* Dataset entries:
---------------

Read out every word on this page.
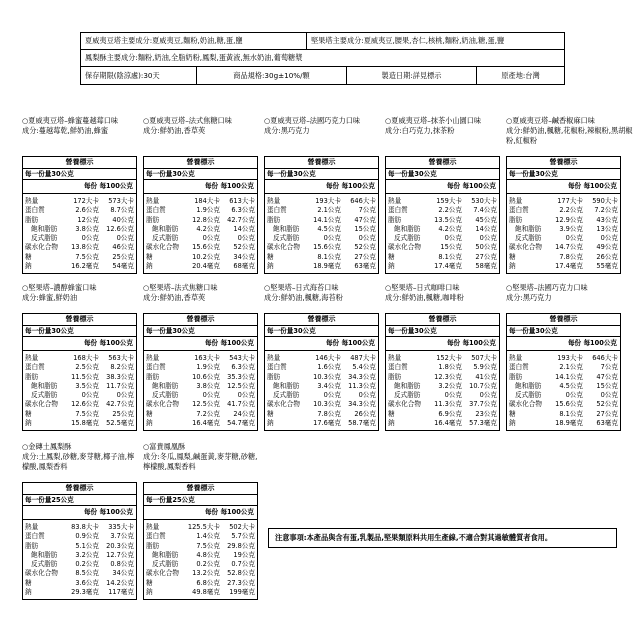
夏威夷豆塔主要成分:夏威夷豆,麵粉,奶油,糖,蛋,鹽	堅果塔主要成分:夏威夷豆,腰果,杏仁,核桃,麵粉,奶油,糖,蛋,鹽
鳳梨酥主要成分:麵粉,奶油,全脂奶粉,鳳梨,蛋黃液,無水奶油,葡萄糖漿
保存期限(陰涼處):30天	商品規格:30g±10%/顆	製造日期:詳見標示	原產地:台灣
○夏威夷豆塔–蜂蜜蔓越莓口味
成分:蔓越莓乾,鮮奶油,蜂蜜
營養標示
每一份量30公克
每份 每100公克
熱量	172大卡	573大卡
蛋白質	2.6公克	8.7公克
脂肪	12公克	40公克
飽和脂肪	3.8公克	12.6公克
反式脂肪	0公克	0公克
碳水化合物	13.8公克	46公克
糖	7.5公克	25公克
鈉	16.2毫克	54毫克
○夏威夷豆塔–法式焦糖口味
成分:鮮奶油,香草莢
營養標示
每一份量30公克
每份 每100公克
熱量	184大卡	613大卡
蛋白質	1.9公克	6.3公克
脂肪	12.8公克	42.7公克
飽和脂肪	4.2公克	14公克
反式脂肪	0公克	0公克
碳水化合物	15.6公克	52公克
糖	10.2公克	34公克
鈉	20.4毫克	68毫克
○夏威夷豆塔–法國巧克力口味
成分:黑巧克力
營養標示
每一份量30公克
每份 每100公克
熱量	193大卡	646大卡
蛋白質	2.1公克	7公克
脂肪	14.1公克	47公克
飽和脂肪	4.5公克	15公克
反式脂肪	0公克	0公克
碳水化合物	15.6公克	52公克
糖	8.1公克	27公克
鈉	18.9毫克	63毫克
○夏威夷豆塔–抹茶小山園口味
成分:白巧克力,抹茶粉
營養標示
每一份量30公克
每份 每100公克
熱量	159大卡	530大卡
蛋白質	2.2公克	7.4公克
脂肪	13.5公克	45公克
飽和脂肪	4.2公克	14公克
反式脂肪	0公克	0公克
碳水化合物	15公克	50公克
糖	8.1公克	27公克
鈉	17.4毫克	58毫克
○夏威夷豆塔–鹹香椒麻口味
成分:鮮奶油,楓糖,花椒粉,辣椒粉,黑胡椒粉,紅椒粉
營養標示
每一份量30公克
每份 每100公克
熱量	177大卡	590大卡
蛋白質	2.2公克	7.2公克
脂肪	12.9公克	43公克
飽和脂肪	3.9公克	13公克
反式脂肪	0公克	0公克
碳水化合物	14.7公克	49公克
糖	7.8公克	26公克
鈉	17.4毫克	55毫克
○堅果塔–濃醇蜂蜜口味
成分:蜂蜜,鮮奶油
營養標示
每一份量30公克
每份 每100公克
熱量	168大卡	563大卡
蛋白質	2.5公克	8.2公克
脂肪	11.5公克	38.3公克
飽和脂肪	3.5公克	11.7公克
反式脂肪	0公克	0公克
碳水化合物	12.6公克	42.7公克
糖	7.5公克	25公克
鈉	15.8毫克	52.5毫克
○堅果塔–法式焦糖口味
成分:鮮奶油,香草莢
營養標示
每一份量30公克
每份 每100公克
熱量	163大卡	543大卡
蛋白質	1.9公克	6.3公克
脂肪	10.6公克	35.3公克
飽和脂肪	3.8公克	12.5公克
反式脂肪	0公克	0公克
碳水化合物	12.5公克	41.7公克
糖	7.2公克	24公克
鈉	16.4毫克	54.7毫克
○堅果塔–日式海苔口味
成分:鮮奶油,楓糖,海苔粉
營養標示
每一份量30公克
每份 每100公克
熱量	146大卡	487大卡
蛋白質	1.6公克	5.4公克
脂肪	10.3公克	34.3公克
飽和脂肪	3.4公克	11.3公克
反式脂肪	0公克	0公克
碳水化合物	10.3公克	34.3公克
糖	7.8公克	26公克
鈉	17.6毫克	58.7毫克
○堅果塔–日式咖啡口味
成分:鮮奶油,楓糖,咖啡粉
營養標示
每一份量30公克
每份 每100公克
熱量	152大卡	507大卡
蛋白質	1.8公克	5.9公克
脂肪	12.3公克	41公克
飽和脂肪	3.2公克	10.7公克
反式脂肪	0公克	0公克
碳水化合物	11.3公克	37.7公克
糖	6.9公克	23公克
鈉	16.4毫克	57.3毫克
○堅果塔–法國巧克力口味
成分:黑巧克力
營養標示
每一份量30公克
每份 每100公克
熱量	193大卡	646大卡
蛋白質	2.1公克	7公克
脂肪	14.1公克	47公克
飽和脂肪	4.5公克	15公克
反式脂肪	0公克	0公克
碳水化合物	15.6公克	52公克
糖	8.1公克	27公克
鈉	18.9毫克	63毫克
○金磚土鳳梨酥
成分:土鳳梨,砂糖,麥芽糖,椰子油,檸檬酸,鳳梨香料
營養標示
每一份量25公克
每份 每100公克
熱量	83.8大卡	335大卡
蛋白質	0.9公克	3.7公克
脂肪	5.1公克	20.3公克
飽和脂肪	3.2公克	12.7公克
反式脂肪	0.2公克	0.8公克
碳水化合物	8.5公克	34公克
糖	3.6公克	14.2公克
鈉	29.3毫克	117毫克
○富貴鳳凰酥
成分:冬瓜,鳳梨,鹹蛋黃,麥芽糖,砂糖,檸檬酸,鳳梨香料
營養標示
每一份量25公克
每份 每100公克
熱量	125.5大卡	502大卡
蛋白質	1.4公克	5.7公克
脂肪	7.5公克	29.8公克
飽和脂肪	4.8公克	19公克
反式脂肪	0.2公克	0.7公克
碳水化合物	13.2公克	52.8公克
糖	6.8公克	27.3公克
鈉	49.8毫克	199毫克
注意事項:本產品與含有蛋,乳製品,堅果類原料共用生產線,不適合對其過敏體質者食用。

---------------

* Written request:
Print the records word for word and exclude any picture they hold.

* Complete response:
Read out every word on this page.
夏威夷豆塔主要成分:夏威夷豆,麵粉,奶油,糖,蛋,鹽	堅果塔主要成分:夏威夷豆,腰果,杏仁,核桃,麵粉,奶油,糖,蛋,鹽
鳳梨酥主要成分:麵粉,奶油,全脂奶粉,鳳梨,蛋黃液,無水奶油,葡萄糖漿
保存期限(陰涼處):30天	商品規格:30g±10%/顆	製造日期:詳見標示	原產地:台灣
○夏威夷豆塔–蜂蜜蔓越莓口味
成分:蔓越莓乾,鮮奶油,蜂蜜
營養標示
每一份量30公克
每份 每100公克
熱量	172大卡	573大卡
蛋白質	2.6公克	8.7公克
脂肪	12公克	40公克
飽和脂肪	3.8公克	12.6公克
反式脂肪	0公克	0公克
碳水化合物	13.8公克	46公克
糖	7.5公克	25公克
鈉	16.2毫克	54毫克
○夏威夷豆塔–法式焦糖口味
成分:鮮奶油,香草莢
營養標示
每一份量30公克
每份 每100公克
熱量	184大卡	613大卡
蛋白質	1.9公克	6.3公克
脂肪	12.8公克	42.7公克
飽和脂肪	4.2公克	14公克
反式脂肪	0公克	0公克
碳水化合物	15.6公克	52公克
糖	10.2公克	34公克
鈉	20.4毫克	68毫克
○夏威夷豆塔–法國巧克力口味
成分:黑巧克力
營養標示
每一份量30公克
每份 每100公克
熱量	193大卡	646大卡
蛋白質	2.1公克	7公克
脂肪	14.1公克	47公克
飽和脂肪	4.5公克	15公克
反式脂肪	0公克	0公克
碳水化合物	15.6公克	52公克
糖	8.1公克	27公克
鈉	18.9毫克	63毫克
○夏威夷豆塔–抹茶小山園口味
成分:白巧克力,抹茶粉
營養標示
每一份量30公克
每份 每100公克
熱量	159大卡	530大卡
蛋白質	2.2公克	7.4公克
脂肪	13.5公克	45公克
飽和脂肪	4.2公克	14公克
反式脂肪	0公克	0公克
碳水化合物	15公克	50公克
糖	8.1公克	27公克
鈉	17.4毫克	58毫克
○夏威夷豆塔–鹹香椒麻口味
成分:鮮奶油,楓糖,花椒粉,辣椒粉,黑胡椒粉,紅椒粉
營養標示
每一份量30公克
每份 每100公克
熱量	177大卡	590大卡
蛋白質	2.2公克	7.2公克
脂肪	12.9公克	43公克
飽和脂肪	3.9公克	13公克
反式脂肪	0公克	0公克
碳水化合物	14.7公克	49公克
糖	7.8公克	26公克
鈉	17.4毫克	55毫克
○堅果塔–濃醇蜂蜜口味
成分:蜂蜜,鮮奶油
營養標示
每一份量30公克
每份 每100公克
熱量	168大卡	563大卡
蛋白質	2.5公克	8.2公克
脂肪	11.5公克	38.3公克
飽和脂肪	3.5公克	11.7公克
反式脂肪	0公克	0公克
碳水化合物	12.6公克	42.7公克
糖	7.5公克	25公克
鈉	15.8毫克	52.5毫克
○堅果塔–法式焦糖口味
成分:鮮奶油,香草莢
營養標示
每一份量30公克
每份 每100公克
熱量	163大卡	543大卡
蛋白質	1.9公克	6.3公克
脂肪	10.6公克	35.3公克
飽和脂肪	3.8公克	12.5公克
反式脂肪	0公克	0公克
碳水化合物	12.5公克	41.7公克
糖	7.2公克	24公克
鈉	16.4毫克	54.7毫克
○堅果塔–日式海苔口味
成分:鮮奶油,楓糖,海苔粉
營養標示
每一份量30公克
每份 每100公克
熱量	146大卡	487大卡
蛋白質	1.6公克	5.4公克
脂肪	10.3公克	34.3公克
飽和脂肪	3.4公克	11.3公克
反式脂肪	0公克	0公克
碳水化合物	10.3公克	34.3公克
糖	7.8公克	26公克
鈉	17.6毫克	58.7毫克
○堅果塔–日式咖啡口味
成分:鮮奶油,楓糖,咖啡粉
營養標示
每一份量30公克
每份 每100公克
熱量	152大卡	507大卡
蛋白質	1.8公克	5.9公克
脂肪	12.3公克	41公克
飽和脂肪	3.2公克	10.7公克
反式脂肪	0公克	0公克
碳水化合物	11.3公克	37.7公克
糖	6.9公克	23公克
鈉	16.4毫克	57.3毫克
○堅果塔–法國巧克力口味
成分:黑巧克力
營養標示
每一份量30公克
每份 每100公克
熱量	193大卡	646大卡
蛋白質	2.1公克	7公克
脂肪	14.1公克	47公克
飽和脂肪	4.5公克	15公克
反式脂肪	0公克	0公克
碳水化合物	15.6公克	52公克
糖	8.1公克	27公克
鈉	18.9毫克	63毫克
○金磚土鳳梨酥
成分:土鳳梨,砂糖,麥芽糖,椰子油,檸檬酸,鳳梨香料
營養標示
每一份量25公克
每份 每100公克
熱量	83.8大卡	335大卡
蛋白質	0.9公克	3.7公克
脂肪	5.1公克	20.3公克
飽和脂肪	3.2公克	12.7公克
反式脂肪	0.2公克	0.8公克
碳水化合物	8.5公克	34公克
糖	3.6公克	14.2公克
鈉	29.3毫克	117毫克
○富貴鳳凰酥
成分:冬瓜,鳳梨,鹹蛋黃,麥芽糖,砂糖,檸檬酸,鳳梨香料
營養標示
每一份量25公克
每份 每100公克
熱量	125.5大卡	502大卡
蛋白質	1.4公克	5.7公克
脂肪	7.5公克	29.8公克
飽和脂肪	4.8公克	19公克
反式脂肪	0.2公克	0.7公克
碳水化合物	13.2公克	52.8公克
糖	6.8公克	27.3公克
鈉	49.8毫克	199毫克
注意事項:本產品與含有蛋,乳製品,堅果類原料共用生產線,不適合對其過敏體質者食用。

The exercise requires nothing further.